▸ Directive
Take the material below and retype it in full; pictures are left out.
----------
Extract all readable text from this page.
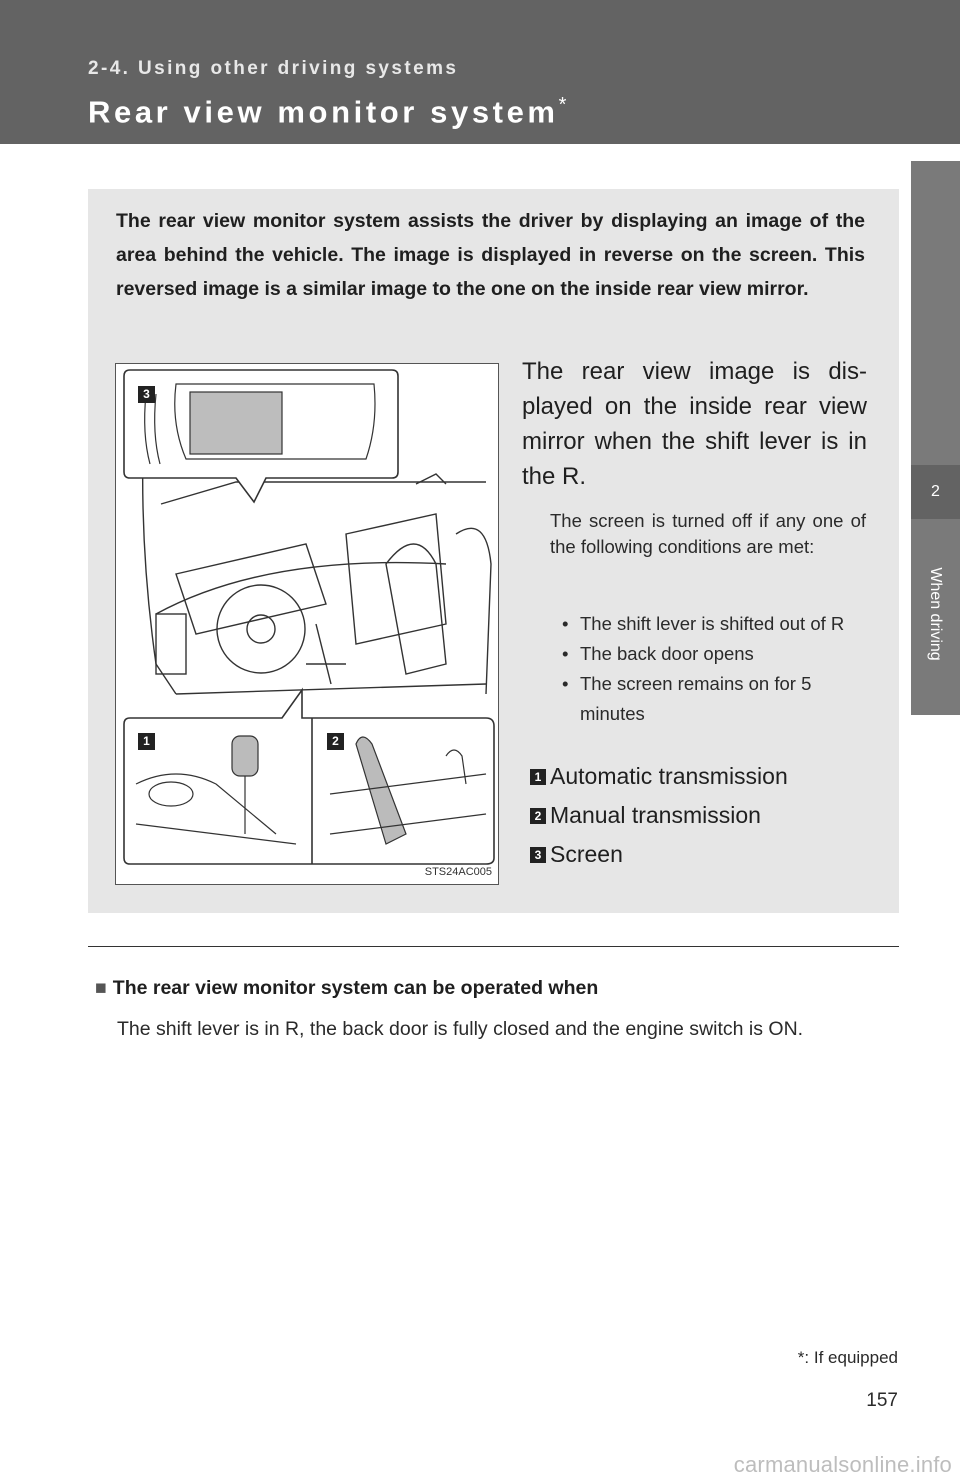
2-4. Using other driving systems
Rear view monitor system*
2
When driving
The rear view monitor system assists the driver by displaying an image of the area behind the vehicle. The image is displayed in reverse on the screen. This reversed image is a similar image to the one on the inside rear view mirror.
3
1	2
STS24AC005
The rear view image is dis-played on the inside rear view mirror when the shift lever is in the R.
The screen is turned off if any one of the following conditions are met:
• The shift lever is shifted out of R
• The back door opens
• The screen remains on for 5 minutes
1 Automatic transmission
2 Manual transmission
3 Screen
■ The rear view monitor system can be operated when
The shift lever is in R, the back door is fully closed and the engine switch is ON.
*: If equipped
157
carmanualsonline.info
----------
▸ Output
Extract all readable text from this page.
2-4. Using other driving systems
Rear view monitor system*
2
When driving
The rear view monitor system assists the driver by displaying an image of the area behind the vehicle. The image is displayed in reverse on the screen. This reversed image is a similar image to the one on the inside rear view mirror.
3
1	2
STS24AC005
The rear view image is dis-played on the inside rear view mirror when the shift lever is in the R.
The screen is turned off if any one of the following conditions are met:
• The shift lever is shifted out of R
• The back door opens
• The screen remains on for 5 minutes
1 Automatic transmission
2 Manual transmission
3 Screen
■ The rear view monitor system can be operated when
The shift lever is in R, the back door is fully closed and the engine switch is ON.
*: If equipped
157
carmanualsonline.info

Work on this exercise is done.